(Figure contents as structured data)
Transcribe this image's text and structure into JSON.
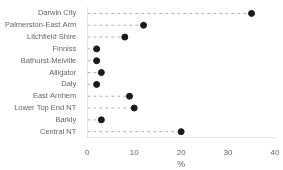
{
  "chart_data": {
    "type": "lollipop",
    "orientation": "horizontal",
    "xlabel": "%",
    "categories": [
      "Darwin City",
      "Palmerston-East Arm",
      "Litchfield Shire",
      "Finniss",
      "Bathurst-Melville",
      "Alligator",
      "Daly",
      "East Arnhem",
      "Lower Top End NT",
      "Barkly",
      "Central NT"
    ],
    "values": [
      35.0,
      12.0,
      8.0,
      2.0,
      2.0,
      3.0,
      2.0,
      9.0,
      10.0,
      3.0,
      20.0
    ],
    "color": "#1a1a1a",
    "marker": "o",
    "line_style": "--",
    "xlim": [
      0,
      40
    ],
    "xticks": [
      0,
      10,
      20,
      30,
      40
    ],
    "grid": false
  }
}
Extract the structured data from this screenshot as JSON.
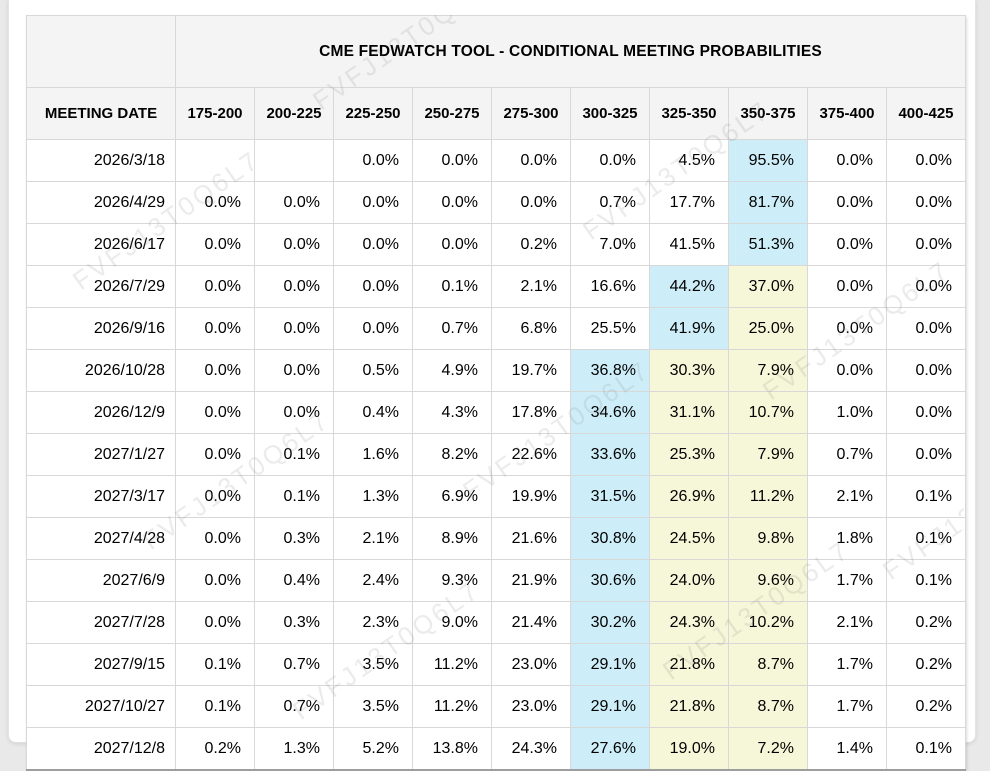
{
  "watermark": {
    "text": "FVFJ13T0Q6L7"
  },
  "colors": {
    "highlight_blue": "#cdeef8",
    "highlight_yellow": "#f6f6d8",
    "header_bg": "#f4f4f4",
    "grid_line": "#d8d8d8"
  },
  "chart_data": {
    "type": "table",
    "title": "CME FEDWATCH TOOL - CONDITIONAL MEETING PROBABILITIES",
    "row_header": "MEETING DATE",
    "columns": [
      "175-200",
      "200-225",
      "225-250",
      "250-275",
      "275-300",
      "300-325",
      "325-350",
      "350-375",
      "375-400",
      "400-425"
    ],
    "rows": [
      {
        "date": "2026/3/18",
        "values": [
          "",
          "",
          "0.0%",
          "0.0%",
          "0.0%",
          "0.0%",
          "4.5%",
          "95.5%",
          "0.0%",
          "0.0%"
        ],
        "highlights": [
          "",
          "",
          "",
          "",
          "",
          "",
          "",
          "blue",
          "",
          ""
        ]
      },
      {
        "date": "2026/4/29",
        "values": [
          "0.0%",
          "0.0%",
          "0.0%",
          "0.0%",
          "0.0%",
          "0.7%",
          "17.7%",
          "81.7%",
          "0.0%",
          "0.0%"
        ],
        "highlights": [
          "",
          "",
          "",
          "",
          "",
          "",
          "",
          "blue",
          "",
          ""
        ]
      },
      {
        "date": "2026/6/17",
        "values": [
          "0.0%",
          "0.0%",
          "0.0%",
          "0.0%",
          "0.2%",
          "7.0%",
          "41.5%",
          "51.3%",
          "0.0%",
          "0.0%"
        ],
        "highlights": [
          "",
          "",
          "",
          "",
          "",
          "",
          "",
          "blue",
          "",
          ""
        ]
      },
      {
        "date": "2026/7/29",
        "values": [
          "0.0%",
          "0.0%",
          "0.0%",
          "0.1%",
          "2.1%",
          "16.6%",
          "44.2%",
          "37.0%",
          "0.0%",
          "0.0%"
        ],
        "highlights": [
          "",
          "",
          "",
          "",
          "",
          "",
          "blue",
          "yellow",
          "",
          ""
        ]
      },
      {
        "date": "2026/9/16",
        "values": [
          "0.0%",
          "0.0%",
          "0.0%",
          "0.7%",
          "6.8%",
          "25.5%",
          "41.9%",
          "25.0%",
          "0.0%",
          "0.0%"
        ],
        "highlights": [
          "",
          "",
          "",
          "",
          "",
          "",
          "blue",
          "yellow",
          "",
          ""
        ]
      },
      {
        "date": "2026/10/28",
        "values": [
          "0.0%",
          "0.0%",
          "0.5%",
          "4.9%",
          "19.7%",
          "36.8%",
          "30.3%",
          "7.9%",
          "0.0%",
          "0.0%"
        ],
        "highlights": [
          "",
          "",
          "",
          "",
          "",
          "blue",
          "yellow",
          "yellow",
          "",
          ""
        ]
      },
      {
        "date": "2026/12/9",
        "values": [
          "0.0%",
          "0.0%",
          "0.4%",
          "4.3%",
          "17.8%",
          "34.6%",
          "31.1%",
          "10.7%",
          "1.0%",
          "0.0%"
        ],
        "highlights": [
          "",
          "",
          "",
          "",
          "",
          "blue",
          "yellow",
          "yellow",
          "",
          ""
        ]
      },
      {
        "date": "2027/1/27",
        "values": [
          "0.0%",
          "0.1%",
          "1.6%",
          "8.2%",
          "22.6%",
          "33.6%",
          "25.3%",
          "7.9%",
          "0.7%",
          "0.0%"
        ],
        "highlights": [
          "",
          "",
          "",
          "",
          "",
          "blue",
          "yellow",
          "yellow",
          "",
          ""
        ]
      },
      {
        "date": "2027/3/17",
        "values": [
          "0.0%",
          "0.1%",
          "1.3%",
          "6.9%",
          "19.9%",
          "31.5%",
          "26.9%",
          "11.2%",
          "2.1%",
          "0.1%"
        ],
        "highlights": [
          "",
          "",
          "",
          "",
          "",
          "blue",
          "yellow",
          "yellow",
          "",
          ""
        ]
      },
      {
        "date": "2027/4/28",
        "values": [
          "0.0%",
          "0.3%",
          "2.1%",
          "8.9%",
          "21.6%",
          "30.8%",
          "24.5%",
          "9.8%",
          "1.8%",
          "0.1%"
        ],
        "highlights": [
          "",
          "",
          "",
          "",
          "",
          "blue",
          "yellow",
          "yellow",
          "",
          ""
        ]
      },
      {
        "date": "2027/6/9",
        "values": [
          "0.0%",
          "0.4%",
          "2.4%",
          "9.3%",
          "21.9%",
          "30.6%",
          "24.0%",
          "9.6%",
          "1.7%",
          "0.1%"
        ],
        "highlights": [
          "",
          "",
          "",
          "",
          "",
          "blue",
          "yellow",
          "yellow",
          "",
          ""
        ]
      },
      {
        "date": "2027/7/28",
        "values": [
          "0.0%",
          "0.3%",
          "2.3%",
          "9.0%",
          "21.4%",
          "30.2%",
          "24.3%",
          "10.2%",
          "2.1%",
          "0.2%"
        ],
        "highlights": [
          "",
          "",
          "",
          "",
          "",
          "blue",
          "yellow",
          "yellow",
          "",
          ""
        ]
      },
      {
        "date": "2027/9/15",
        "values": [
          "0.1%",
          "0.7%",
          "3.5%",
          "11.2%",
          "23.0%",
          "29.1%",
          "21.8%",
          "8.7%",
          "1.7%",
          "0.2%"
        ],
        "highlights": [
          "",
          "",
          "",
          "",
          "",
          "blue",
          "yellow",
          "yellow",
          "",
          ""
        ]
      },
      {
        "date": "2027/10/27",
        "values": [
          "0.1%",
          "0.7%",
          "3.5%",
          "11.2%",
          "23.0%",
          "29.1%",
          "21.8%",
          "8.7%",
          "1.7%",
          "0.2%"
        ],
        "highlights": [
          "",
          "",
          "",
          "",
          "",
          "blue",
          "yellow",
          "yellow",
          "",
          ""
        ]
      },
      {
        "date": "2027/12/8",
        "values": [
          "0.2%",
          "1.3%",
          "5.2%",
          "13.8%",
          "24.3%",
          "27.6%",
          "19.0%",
          "7.2%",
          "1.4%",
          "0.1%"
        ],
        "highlights": [
          "",
          "",
          "",
          "",
          "",
          "blue",
          "yellow",
          "yellow",
          "",
          ""
        ]
      }
    ]
  }
}
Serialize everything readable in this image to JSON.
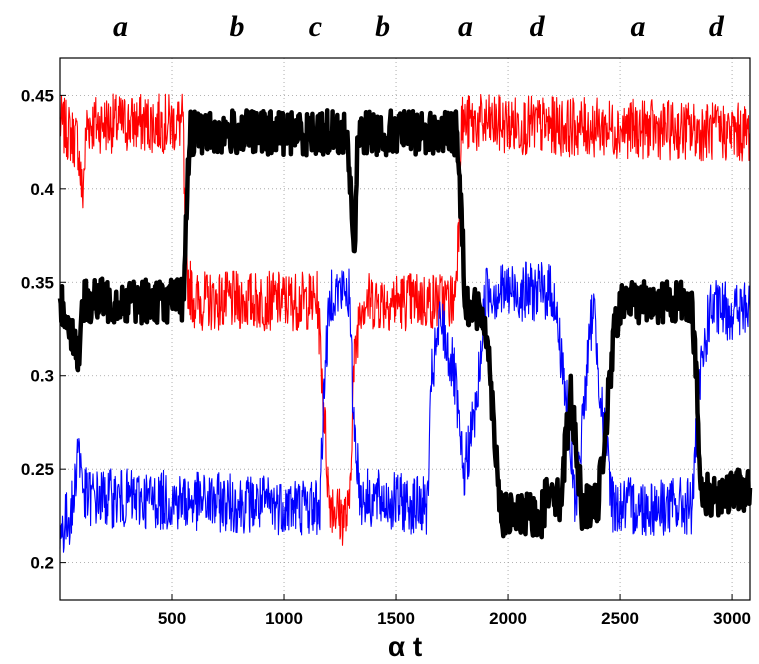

WHAT IS EXPECTED – Find every line in the entries that includes the word "MEETING", then state how many there are and nothing else.

ANSWER TO THIS PROBLEM – 2